Aim of the exercise: Quote the whole listing word for word. Do not include the pictures.

— BEGIN Supplied records —

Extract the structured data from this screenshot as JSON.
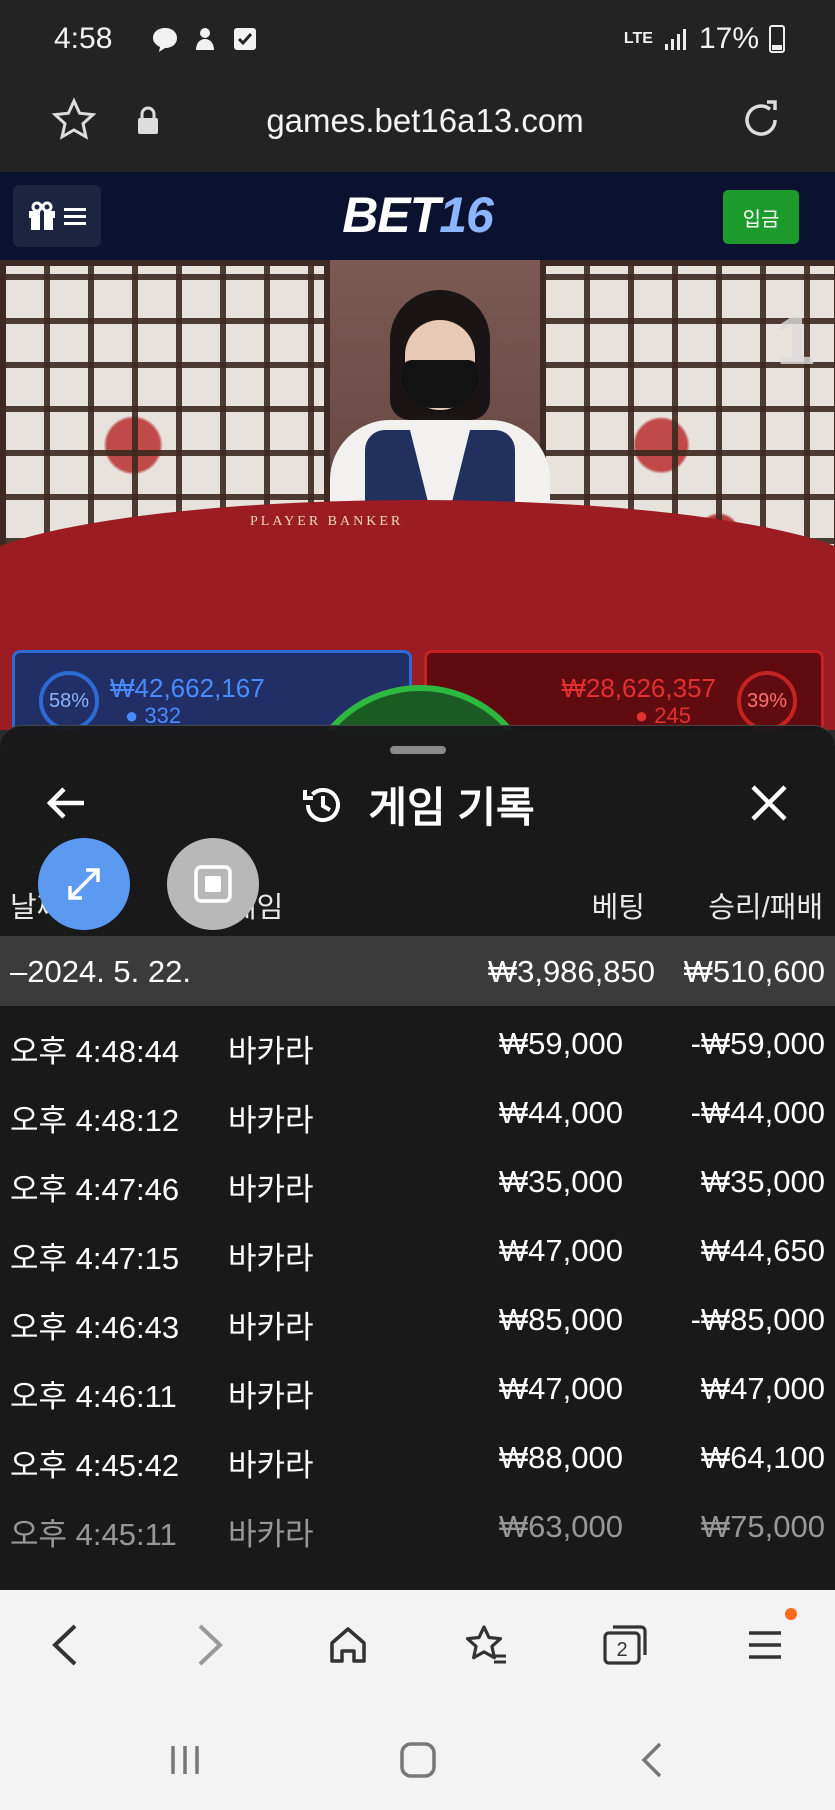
{
  "status_bar": {
    "time": "4:58",
    "network": "LTE",
    "battery": "17%"
  },
  "browser": {
    "url": "games.bet16a13.com"
  },
  "site": {
    "logo_part1": "BET",
    "logo_part2": "16",
    "deposit_label": "입금"
  },
  "video": {
    "table_label": "PLAYER    BANKER",
    "round_indicator": "1",
    "player": {
      "percent": "58%",
      "amount": "₩42,662,167",
      "count": "332"
    },
    "banker": {
      "percent": "39%",
      "amount": "₩28,626,357",
      "count": "245"
    }
  },
  "modal": {
    "title": "게임 기록",
    "columns": {
      "date": "날짜",
      "game": "게임",
      "bet": "베팅",
      "result": "승리/패배"
    },
    "date_group": {
      "label": "–2024. 5. 22.",
      "bet_total": "₩3,986,850",
      "result_total": "₩510,600"
    },
    "rows": [
      {
        "time": "오후 4:48:44",
        "game": "바카라",
        "bet": "₩59,000",
        "result": "-₩59,000"
      },
      {
        "time": "오후 4:48:12",
        "game": "바카라",
        "bet": "₩44,000",
        "result": "-₩44,000"
      },
      {
        "time": "오후 4:47:46",
        "game": "바카라",
        "bet": "₩35,000",
        "result": "₩35,000"
      },
      {
        "time": "오후 4:47:15",
        "game": "바카라",
        "bet": "₩47,000",
        "result": "₩44,650"
      },
      {
        "time": "오후 4:46:43",
        "game": "바카라",
        "bet": "₩85,000",
        "result": "-₩85,000"
      },
      {
        "time": "오후 4:46:11",
        "game": "바카라",
        "bet": "₩47,000",
        "result": "₩47,000"
      },
      {
        "time": "오후 4:45:42",
        "game": "바카라",
        "bet": "₩88,000",
        "result": "₩64,100"
      },
      {
        "time": "오후 4:45:11",
        "game": "바카라",
        "bet": "₩63,000",
        "result": "₩75,000"
      }
    ]
  },
  "colors": {
    "deposit_green": "#1c9a2c",
    "player_blue": "#2c6ad6",
    "banker_red": "#c52222",
    "expand_fab": "#5b9af0",
    "menu_badge": "#ff6a1a"
  },
  "icons": {
    "status": [
      "messenger-icon",
      "app-icon",
      "check-icon",
      "signal-icon",
      "battery-icon"
    ],
    "browser": [
      "bookmark-star-icon",
      "lock-icon",
      "reload-icon"
    ],
    "nav": [
      "back-icon",
      "forward-icon",
      "home-icon",
      "bookmarks-icon",
      "tabs-icon",
      "menu-icon"
    ]
  },
  "tabs_count": "2"
}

— END Supplied records —

Result for this exercise:
Extract the structured data from this screenshot as JSON.
{
  "status_bar": {
    "time": "4:58",
    "network": "LTE",
    "battery": "17%"
  },
  "browser": {
    "url": "games.bet16a13.com"
  },
  "site": {
    "logo_part1": "BET",
    "logo_part2": "16",
    "deposit_label": "입금"
  },
  "video": {
    "table_label": "PLAYER    BANKER",
    "round_indicator": "1",
    "player": {
      "percent": "58%",
      "amount": "₩42,662,167",
      "count": "332"
    },
    "banker": {
      "percent": "39%",
      "amount": "₩28,626,357",
      "count": "245"
    }
  },
  "modal": {
    "title": "게임 기록",
    "columns": {
      "date": "날짜",
      "game": "게임",
      "bet": "베팅",
      "result": "승리/패배"
    },
    "date_group": {
      "label": "–2024. 5. 22.",
      "bet_total": "₩3,986,850",
      "result_total": "₩510,600"
    },
    "rows": [
      {
        "time": "오후 4:48:44",
        "game": "바카라",
        "bet": "₩59,000",
        "result": "-₩59,000"
      },
      {
        "time": "오후 4:48:12",
        "game": "바카라",
        "bet": "₩44,000",
        "result": "-₩44,000"
      },
      {
        "time": "오후 4:47:46",
        "game": "바카라",
        "bet": "₩35,000",
        "result": "₩35,000"
      },
      {
        "time": "오후 4:47:15",
        "game": "바카라",
        "bet": "₩47,000",
        "result": "₩44,650"
      },
      {
        "time": "오후 4:46:43",
        "game": "바카라",
        "bet": "₩85,000",
        "result": "-₩85,000"
      },
      {
        "time": "오후 4:46:11",
        "game": "바카라",
        "bet": "₩47,000",
        "result": "₩47,000"
      },
      {
        "time": "오후 4:45:42",
        "game": "바카라",
        "bet": "₩88,000",
        "result": "₩64,100"
      },
      {
        "time": "오후 4:45:11",
        "game": "바카라",
        "bet": "₩63,000",
        "result": "₩75,000"
      }
    ]
  },
  "colors": {
    "deposit_green": "#1c9a2c",
    "player_blue": "#2c6ad6",
    "banker_red": "#c52222",
    "expand_fab": "#5b9af0",
    "menu_badge": "#ff6a1a"
  },
  "icons": {
    "status": [
      "messenger-icon",
      "app-icon",
      "check-icon",
      "signal-icon",
      "battery-icon"
    ],
    "browser": [
      "bookmark-star-icon",
      "lock-icon",
      "reload-icon"
    ],
    "nav": [
      "back-icon",
      "forward-icon",
      "home-icon",
      "bookmarks-icon",
      "tabs-icon",
      "menu-icon"
    ]
  },
  "tabs_count": "2"
}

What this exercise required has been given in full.